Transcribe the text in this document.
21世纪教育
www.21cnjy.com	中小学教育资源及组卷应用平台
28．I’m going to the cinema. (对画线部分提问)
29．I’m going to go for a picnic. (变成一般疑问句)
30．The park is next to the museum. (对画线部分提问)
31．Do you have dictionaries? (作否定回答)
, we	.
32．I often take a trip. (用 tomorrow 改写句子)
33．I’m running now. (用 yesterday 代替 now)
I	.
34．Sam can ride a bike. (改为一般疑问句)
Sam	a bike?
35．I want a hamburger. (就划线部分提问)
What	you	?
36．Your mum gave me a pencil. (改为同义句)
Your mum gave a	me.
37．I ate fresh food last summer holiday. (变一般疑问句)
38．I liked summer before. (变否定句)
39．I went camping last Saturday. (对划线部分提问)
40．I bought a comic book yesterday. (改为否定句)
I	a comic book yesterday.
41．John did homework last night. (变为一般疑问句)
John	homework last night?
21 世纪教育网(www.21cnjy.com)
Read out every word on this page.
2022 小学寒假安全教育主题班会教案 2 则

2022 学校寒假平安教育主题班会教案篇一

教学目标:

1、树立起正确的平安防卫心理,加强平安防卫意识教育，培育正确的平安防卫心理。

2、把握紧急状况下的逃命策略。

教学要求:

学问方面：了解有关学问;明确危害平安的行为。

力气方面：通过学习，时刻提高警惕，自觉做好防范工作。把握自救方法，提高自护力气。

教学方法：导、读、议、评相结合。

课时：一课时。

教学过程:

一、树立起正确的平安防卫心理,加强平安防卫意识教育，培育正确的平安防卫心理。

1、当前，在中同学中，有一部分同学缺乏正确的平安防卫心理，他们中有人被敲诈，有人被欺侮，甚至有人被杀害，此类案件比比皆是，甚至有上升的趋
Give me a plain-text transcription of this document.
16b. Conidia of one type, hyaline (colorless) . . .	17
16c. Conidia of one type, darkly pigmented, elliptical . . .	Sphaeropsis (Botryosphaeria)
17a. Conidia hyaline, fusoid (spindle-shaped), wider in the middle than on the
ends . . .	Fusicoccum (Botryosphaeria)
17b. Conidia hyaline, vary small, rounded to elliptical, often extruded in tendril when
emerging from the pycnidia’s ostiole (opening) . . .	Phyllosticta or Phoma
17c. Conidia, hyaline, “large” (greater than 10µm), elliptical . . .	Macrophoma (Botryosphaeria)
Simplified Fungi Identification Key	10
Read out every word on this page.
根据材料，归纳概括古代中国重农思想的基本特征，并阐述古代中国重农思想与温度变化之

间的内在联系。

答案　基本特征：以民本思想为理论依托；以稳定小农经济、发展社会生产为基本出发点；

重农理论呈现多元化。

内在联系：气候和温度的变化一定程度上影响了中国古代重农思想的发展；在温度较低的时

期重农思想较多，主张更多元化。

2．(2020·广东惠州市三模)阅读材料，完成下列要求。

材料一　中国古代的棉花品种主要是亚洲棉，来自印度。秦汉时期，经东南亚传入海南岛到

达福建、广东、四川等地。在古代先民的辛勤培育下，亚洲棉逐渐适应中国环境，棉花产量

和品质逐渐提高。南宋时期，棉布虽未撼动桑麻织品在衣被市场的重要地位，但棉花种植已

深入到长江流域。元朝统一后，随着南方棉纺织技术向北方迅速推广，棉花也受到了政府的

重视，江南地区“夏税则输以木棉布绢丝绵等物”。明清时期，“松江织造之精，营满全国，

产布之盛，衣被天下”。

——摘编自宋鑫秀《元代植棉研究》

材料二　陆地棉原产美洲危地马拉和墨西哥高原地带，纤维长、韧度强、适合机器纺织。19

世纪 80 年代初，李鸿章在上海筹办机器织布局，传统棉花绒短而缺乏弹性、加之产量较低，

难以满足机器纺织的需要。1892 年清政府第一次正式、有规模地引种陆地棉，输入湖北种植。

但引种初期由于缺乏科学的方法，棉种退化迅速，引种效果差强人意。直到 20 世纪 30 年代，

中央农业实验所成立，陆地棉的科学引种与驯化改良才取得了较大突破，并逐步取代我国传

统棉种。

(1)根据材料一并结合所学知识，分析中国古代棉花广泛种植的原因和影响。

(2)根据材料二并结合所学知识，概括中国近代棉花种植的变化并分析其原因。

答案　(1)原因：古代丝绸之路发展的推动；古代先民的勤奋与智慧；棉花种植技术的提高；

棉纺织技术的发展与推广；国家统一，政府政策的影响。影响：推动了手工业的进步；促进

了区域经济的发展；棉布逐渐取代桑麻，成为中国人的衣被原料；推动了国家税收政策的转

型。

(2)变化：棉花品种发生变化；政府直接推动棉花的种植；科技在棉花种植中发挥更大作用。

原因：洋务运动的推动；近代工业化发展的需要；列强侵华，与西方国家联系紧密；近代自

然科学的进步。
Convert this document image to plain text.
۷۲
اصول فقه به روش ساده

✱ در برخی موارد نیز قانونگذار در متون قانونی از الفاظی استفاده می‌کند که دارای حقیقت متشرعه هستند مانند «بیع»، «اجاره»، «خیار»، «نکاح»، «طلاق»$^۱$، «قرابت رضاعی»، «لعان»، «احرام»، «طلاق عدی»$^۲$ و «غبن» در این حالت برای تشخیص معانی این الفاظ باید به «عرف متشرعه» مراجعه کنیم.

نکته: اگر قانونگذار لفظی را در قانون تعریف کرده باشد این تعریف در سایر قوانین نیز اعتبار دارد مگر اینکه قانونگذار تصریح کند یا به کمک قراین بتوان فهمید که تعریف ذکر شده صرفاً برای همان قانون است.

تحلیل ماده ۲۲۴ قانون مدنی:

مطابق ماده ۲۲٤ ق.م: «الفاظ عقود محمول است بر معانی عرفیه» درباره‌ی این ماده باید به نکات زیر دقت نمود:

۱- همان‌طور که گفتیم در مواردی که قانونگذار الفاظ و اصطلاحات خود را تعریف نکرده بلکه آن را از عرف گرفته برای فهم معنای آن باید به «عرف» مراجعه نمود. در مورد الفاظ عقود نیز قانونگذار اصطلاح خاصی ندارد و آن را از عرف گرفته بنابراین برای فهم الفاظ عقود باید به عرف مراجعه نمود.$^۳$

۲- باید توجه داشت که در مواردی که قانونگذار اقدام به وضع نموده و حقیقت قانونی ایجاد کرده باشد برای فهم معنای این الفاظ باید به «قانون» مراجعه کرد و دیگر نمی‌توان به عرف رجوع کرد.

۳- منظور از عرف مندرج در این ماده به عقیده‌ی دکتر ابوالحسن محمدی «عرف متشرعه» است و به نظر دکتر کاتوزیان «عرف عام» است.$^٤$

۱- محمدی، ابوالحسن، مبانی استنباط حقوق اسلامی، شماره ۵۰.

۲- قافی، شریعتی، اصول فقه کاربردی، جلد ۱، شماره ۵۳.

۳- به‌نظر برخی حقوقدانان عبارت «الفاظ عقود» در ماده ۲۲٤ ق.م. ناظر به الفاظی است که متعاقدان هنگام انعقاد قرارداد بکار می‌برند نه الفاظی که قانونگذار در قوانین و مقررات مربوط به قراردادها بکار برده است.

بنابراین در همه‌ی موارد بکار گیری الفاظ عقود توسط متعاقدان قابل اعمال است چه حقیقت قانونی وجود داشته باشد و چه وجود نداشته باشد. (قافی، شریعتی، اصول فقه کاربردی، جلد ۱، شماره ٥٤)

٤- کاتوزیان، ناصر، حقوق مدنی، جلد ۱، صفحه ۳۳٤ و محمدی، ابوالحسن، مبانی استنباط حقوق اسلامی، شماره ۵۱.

+++

§ **What you will do**
Please restate the whole listing word for word.

§ **Answer to this problem**
Transcribe the text in this document.
21世纪教育
www.21cnjy.com	中小学教育资源及组卷应用平台
28．I’m going to the cinema. (对画线部分提问)
29．I’m going to go for a picnic. (变成一般疑问句)
30．The park is next to the museum. (对画线部分提问)
31．Do you have dictionaries? (作否定回答)
, we	.
32．I often take a trip. (用 tomorrow 改写句子)
33．I’m running now. (用 yesterday 代替 now)
I	.
34．Sam can ride a bike. (改为一般疑问句)
Sam	a bike?
35．I want a hamburger. (就划线部分提问)
What	you	?
36．Your mum gave me a pencil. (改为同义句)
Your mum gave a	me.
37．I ate fresh food last summer holiday. (变一般疑问句)
38．I liked summer before. (变否定句)
39．I went camping last Saturday. (对划线部分提问)
40．I bought a comic book yesterday. (改为否定句)
I	a comic book yesterday.
41．John did homework last night. (变为一般疑问句)
John	homework last night?
21 世纪教育网(www.21cnjy.com)
Read out every word on this page.
2022 小学寒假安全教育主题班会教案 2 则

2022 学校寒假平安教育主题班会教案篇一

教学目标:

1、树立起正确的平安防卫心理,加强平安防卫意识教育，培育正确的平安防卫心理。

2、把握紧急状况下的逃命策略。

教学要求:

学问方面：了解有关学问;明确危害平安的行为。

力气方面：通过学习，时刻提高警惕，自觉做好防范工作。把握自救方法，提高自护力气。

教学方法：导、读、议、评相结合。

课时：一课时。

教学过程:

一、树立起正确的平安防卫心理,加强平安防卫意识教育，培育正确的平安防卫心理。

1、当前，在中同学中，有一部分同学缺乏正确的平安防卫心理，他们中有人被敲诈，有人被欺侮，甚至有人被杀害，此类案件比比皆是，甚至有上升的趋
Give me a plain-text transcription of this document.
16b. Conidia of one type, hyaline (colorless) . . .	17
16c. Conidia of one type, darkly pigmented, elliptical . . .	Sphaeropsis (Botryosphaeria)
17a. Conidia hyaline, fusoid (spindle-shaped), wider in the middle than on the
ends . . .	Fusicoccum (Botryosphaeria)
17b. Conidia hyaline, vary small, rounded to elliptical, often extruded in tendril when
emerging from the pycnidia’s ostiole (opening) . . .	Phyllosticta or Phoma
17c. Conidia, hyaline, “large” (greater than 10µm), elliptical . . .	Macrophoma (Botryosphaeria)
Simplified Fungi Identification Key	10
Read out every word on this page.
根据材料，归纳概括古代中国重农思想的基本特征，并阐述古代中国重农思想与温度变化之

间的内在联系。

答案　基本特征：以民本思想为理论依托；以稳定小农经济、发展社会生产为基本出发点；

重农理论呈现多元化。

内在联系：气候和温度的变化一定程度上影响了中国古代重农思想的发展；在温度较低的时

期重农思想较多，主张更多元化。

2．(2020·广东惠州市三模)阅读材料，完成下列要求。

材料一　中国古代的棉花品种主要是亚洲棉，来自印度。秦汉时期，经东南亚传入海南岛到

达福建、广东、四川等地。在古代先民的辛勤培育下，亚洲棉逐渐适应中国环境，棉花产量

和品质逐渐提高。南宋时期，棉布虽未撼动桑麻织品在衣被市场的重要地位，但棉花种植已

深入到长江流域。元朝统一后，随着南方棉纺织技术向北方迅速推广，棉花也受到了政府的

重视，江南地区“夏税则输以木棉布绢丝绵等物”。明清时期，“松江织造之精，营满全国，

产布之盛，衣被天下”。

——摘编自宋鑫秀《元代植棉研究》

材料二　陆地棉原产美洲危地马拉和墨西哥高原地带，纤维长、韧度强、适合机器纺织。19

世纪 80 年代初，李鸿章在上海筹办机器织布局，传统棉花绒短而缺乏弹性、加之产量较低，

难以满足机器纺织的需要。1892 年清政府第一次正式、有规模地引种陆地棉，输入湖北种植。

但引种初期由于缺乏科学的方法，棉种退化迅速，引种效果差强人意。直到 20 世纪 30 年代，

中央农业实验所成立，陆地棉的科学引种与驯化改良才取得了较大突破，并逐步取代我国传

统棉种。

(1)根据材料一并结合所学知识，分析中国古代棉花广泛种植的原因和影响。

(2)根据材料二并结合所学知识，概括中国近代棉花种植的变化并分析其原因。

答案　(1)原因：古代丝绸之路发展的推动；古代先民的勤奋与智慧；棉花种植技术的提高；

棉纺织技术的发展与推广；国家统一，政府政策的影响。影响：推动了手工业的进步；促进

了区域经济的发展；棉布逐渐取代桑麻，成为中国人的衣被原料；推动了国家税收政策的转

型。

(2)变化：棉花品种发生变化；政府直接推动棉花的种植；科技在棉花种植中发挥更大作用。

原因：洋务运动的推动；近代工业化发展的需要；列强侵华，与西方国家联系紧密；近代自

然科学的进步。
Convert this document image to plain text.
۷۲
اصول فقه به روش ساده

✱ در برخی موارد نیز قانونگذار در متون قانونی از الفاظی استفاده می‌کند که دارای حقیقت متشرعه هستند مانند «بیع»، «اجاره»، «خیار»، «نکاح»، «طلاق»$^۱$، «قرابت رضاعی»، «لعان»، «احرام»، «طلاق عدی»$^۲$ و «غبن» در این حالت برای تشخیص معانی این الفاظ باید به «عرف متشرعه» مراجعه کنیم.

نکته: اگر قانونگذار لفظی را در قانون تعریف کرده باشد این تعریف در سایر قوانین نیز اعتبار دارد مگر اینکه قانونگذار تصریح کند یا به کمک قراین بتوان فهمید که تعریف ذکر شده صرفاً برای همان قانون است.

تحلیل ماده ۲۲۴ قانون مدنی:

مطابق ماده ۲۲٤ ق.م: «الفاظ عقود محمول است بر معانی عرفیه» درباره‌ی این ماده باید به نکات زیر دقت نمود:

۱- همان‌طور که گفتیم در مواردی که قانونگذار الفاظ و اصطلاحات خود را تعریف نکرده بلکه آن را از عرف گرفته برای فهم معنای آن باید به «عرف» مراجعه نمود. در مورد الفاظ عقود نیز قانونگذار اصطلاح خاصی ندارد و آن را از عرف گرفته بنابراین برای فهم الفاظ عقود باید به عرف مراجعه نمود.$^۳$

۲- باید توجه داشت که در مواردی که قانونگذار اقدام به وضع نموده و حقیقت قانونی ایجاد کرده باشد برای فهم معنای این الفاظ باید به «قانون» مراجعه کرد و دیگر نمی‌توان به عرف رجوع کرد.

۳- منظور از عرف مندرج در این ماده به عقیده‌ی دکتر ابوالحسن محمدی «عرف متشرعه» است و به نظر دکتر کاتوزیان «عرف عام» است.$^٤$

۱- محمدی، ابوالحسن، مبانی استنباط حقوق اسلامی، شماره ۵۰.

۲- قافی، شریعتی، اصول فقه کاربردی، جلد ۱، شماره ۵۳.

۳- به‌نظر برخی حقوقدانان عبارت «الفاظ عقود» در ماده ۲۲٤ ق.م. ناظر به الفاظی است که متعاقدان هنگام انعقاد قرارداد بکار می‌برند نه الفاظی که قانونگذار در قوانین و مقررات مربوط به قراردادها بکار برده است.

بنابراین در همه‌ی موارد بکار گیری الفاظ عقود توسط متعاقدان قابل اعمال است چه حقیقت قانونی وجود داشته باشد و چه وجود نداشته باشد. (قافی، شریعتی، اصول فقه کاربردی، جلد ۱، شماره ٥٤)

٤- کاتوزیان، ناصر، حقوق مدنی، جلد ۱، صفحه ۳۳٤ و محمدی، ابوالحسن، مبانی استنباط حقوق اسلامی، شماره ۵۱.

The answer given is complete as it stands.